◆ Required work:
Transcribe only the part of the listing below that begins at the line containing "What does this" and runs to its final line, keeping both ends.

Dataset records:
........

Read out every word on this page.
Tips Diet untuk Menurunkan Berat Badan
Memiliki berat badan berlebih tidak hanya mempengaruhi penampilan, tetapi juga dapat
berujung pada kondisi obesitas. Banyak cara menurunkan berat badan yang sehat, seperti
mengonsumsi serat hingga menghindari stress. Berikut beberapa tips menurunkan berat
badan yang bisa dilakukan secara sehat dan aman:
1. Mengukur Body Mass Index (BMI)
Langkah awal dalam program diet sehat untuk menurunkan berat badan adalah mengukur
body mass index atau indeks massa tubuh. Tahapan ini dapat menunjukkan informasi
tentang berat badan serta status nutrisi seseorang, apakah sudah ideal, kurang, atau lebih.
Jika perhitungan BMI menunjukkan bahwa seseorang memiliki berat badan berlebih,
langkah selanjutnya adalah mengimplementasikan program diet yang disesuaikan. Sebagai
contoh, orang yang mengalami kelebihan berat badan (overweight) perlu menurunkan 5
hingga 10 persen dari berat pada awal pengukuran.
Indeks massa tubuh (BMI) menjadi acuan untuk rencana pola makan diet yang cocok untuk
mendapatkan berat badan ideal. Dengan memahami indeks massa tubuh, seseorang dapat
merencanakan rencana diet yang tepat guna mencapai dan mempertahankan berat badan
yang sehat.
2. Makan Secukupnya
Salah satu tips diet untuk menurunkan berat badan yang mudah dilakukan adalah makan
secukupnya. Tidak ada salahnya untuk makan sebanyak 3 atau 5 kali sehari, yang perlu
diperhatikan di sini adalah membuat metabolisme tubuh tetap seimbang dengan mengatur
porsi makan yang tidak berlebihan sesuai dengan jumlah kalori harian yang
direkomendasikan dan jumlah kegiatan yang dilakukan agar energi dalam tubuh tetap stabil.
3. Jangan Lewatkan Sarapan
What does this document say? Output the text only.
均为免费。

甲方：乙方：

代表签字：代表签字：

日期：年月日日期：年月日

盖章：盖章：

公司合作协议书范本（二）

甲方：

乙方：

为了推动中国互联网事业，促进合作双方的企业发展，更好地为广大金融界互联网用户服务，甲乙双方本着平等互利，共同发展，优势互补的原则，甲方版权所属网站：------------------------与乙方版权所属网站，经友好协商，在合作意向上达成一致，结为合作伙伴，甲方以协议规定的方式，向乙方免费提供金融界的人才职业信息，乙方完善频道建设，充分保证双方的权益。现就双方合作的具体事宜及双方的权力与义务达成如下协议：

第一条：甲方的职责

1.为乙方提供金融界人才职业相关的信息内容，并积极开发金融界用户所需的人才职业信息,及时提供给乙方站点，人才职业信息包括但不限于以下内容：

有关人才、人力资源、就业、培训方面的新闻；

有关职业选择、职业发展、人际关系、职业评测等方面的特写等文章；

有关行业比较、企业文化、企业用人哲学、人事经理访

........

◆ Worked solution:
What does this document say? Output the text only.
均为免费。

甲方：乙方：

代表签字：代表签字：

日期：年月日日期：年月日

盖章：盖章：

公司合作协议书范本（二）

甲方：

乙方：

为了推动中国互联网事业，促进合作双方的企业发展，更好地为广大金融界互联网用户服务，甲乙双方本着平等互利，共同发展，优势互补的原则，甲方版权所属网站：------------------------与乙方版权所属网站，经友好协商，在合作意向上达成一致，结为合作伙伴，甲方以协议规定的方式，向乙方免费提供金融界的人才职业信息，乙方完善频道建设，充分保证双方的权益。现就双方合作的具体事宜及双方的权力与义务达成如下协议：

第一条：甲方的职责

1.为乙方提供金融界人才职业相关的信息内容，并积极开发金融界用户所需的人才职业信息,及时提供给乙方站点，人才职业信息包括但不限于以下内容：

有关人才、人力资源、就业、培训方面的新闻；

有关职业选择、职业发展、人际关系、职业评测等方面的特写等文章；

有关行业比较、企业文化、企业用人哲学、人事经理访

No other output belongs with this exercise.